## [Work instructions]
Emit the entire listing verbatim.

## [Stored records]
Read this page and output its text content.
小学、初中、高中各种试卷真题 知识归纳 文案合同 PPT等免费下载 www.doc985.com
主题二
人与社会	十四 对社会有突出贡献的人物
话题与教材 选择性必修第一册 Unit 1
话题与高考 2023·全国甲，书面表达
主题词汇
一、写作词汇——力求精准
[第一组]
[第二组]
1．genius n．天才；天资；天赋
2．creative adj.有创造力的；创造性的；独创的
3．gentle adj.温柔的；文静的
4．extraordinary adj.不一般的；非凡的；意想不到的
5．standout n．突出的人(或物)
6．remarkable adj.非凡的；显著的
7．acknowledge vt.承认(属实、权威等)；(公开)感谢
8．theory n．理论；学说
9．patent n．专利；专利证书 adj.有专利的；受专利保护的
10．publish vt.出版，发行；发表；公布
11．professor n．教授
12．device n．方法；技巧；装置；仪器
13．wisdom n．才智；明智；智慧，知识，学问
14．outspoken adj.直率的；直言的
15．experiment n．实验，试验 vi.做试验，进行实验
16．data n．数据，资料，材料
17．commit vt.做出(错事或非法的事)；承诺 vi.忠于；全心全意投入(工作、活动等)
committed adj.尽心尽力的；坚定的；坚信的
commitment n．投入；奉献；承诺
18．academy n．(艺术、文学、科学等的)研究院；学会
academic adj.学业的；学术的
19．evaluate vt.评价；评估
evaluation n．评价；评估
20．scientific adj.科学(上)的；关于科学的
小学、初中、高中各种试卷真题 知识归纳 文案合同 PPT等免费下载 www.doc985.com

## [Answer to this problem]
Read this page and output its text content.
小学、初中、高中各种试卷真题 知识归纳 文案合同 PPT等免费下载 www.doc985.com
主题二
人与社会	十四 对社会有突出贡献的人物
话题与教材 选择性必修第一册 Unit 1
话题与高考 2023·全国甲，书面表达
主题词汇
一、写作词汇——力求精准
[第一组]
[第二组]
1．genius n．天才；天资；天赋
2．creative adj.有创造力的；创造性的；独创的
3．gentle adj.温柔的；文静的
4．extraordinary adj.不一般的；非凡的；意想不到的
5．standout n．突出的人(或物)
6．remarkable adj.非凡的；显著的
7．acknowledge vt.承认(属实、权威等)；(公开)感谢
8．theory n．理论；学说
9．patent n．专利；专利证书 adj.有专利的；受专利保护的
10．publish vt.出版，发行；发表；公布
11．professor n．教授
12．device n．方法；技巧；装置；仪器
13．wisdom n．才智；明智；智慧，知识，学问
14．outspoken adj.直率的；直言的
15．experiment n．实验，试验 vi.做试验，进行实验
16．data n．数据，资料，材料
17．commit vt.做出(错事或非法的事)；承诺 vi.忠于；全心全意投入(工作、活动等)
committed adj.尽心尽力的；坚定的；坚信的
commitment n．投入；奉献；承诺
18．academy n．(艺术、文学、科学等的)研究院；学会
academic adj.学业的；学术的
19．evaluate vt.评价；评估
evaluation n．评价；评估
20．scientific adj.科学(上)的；关于科学的
小学、初中、高中各种试卷真题 知识归纳 文案合同 PPT等免费下载 www.doc985.com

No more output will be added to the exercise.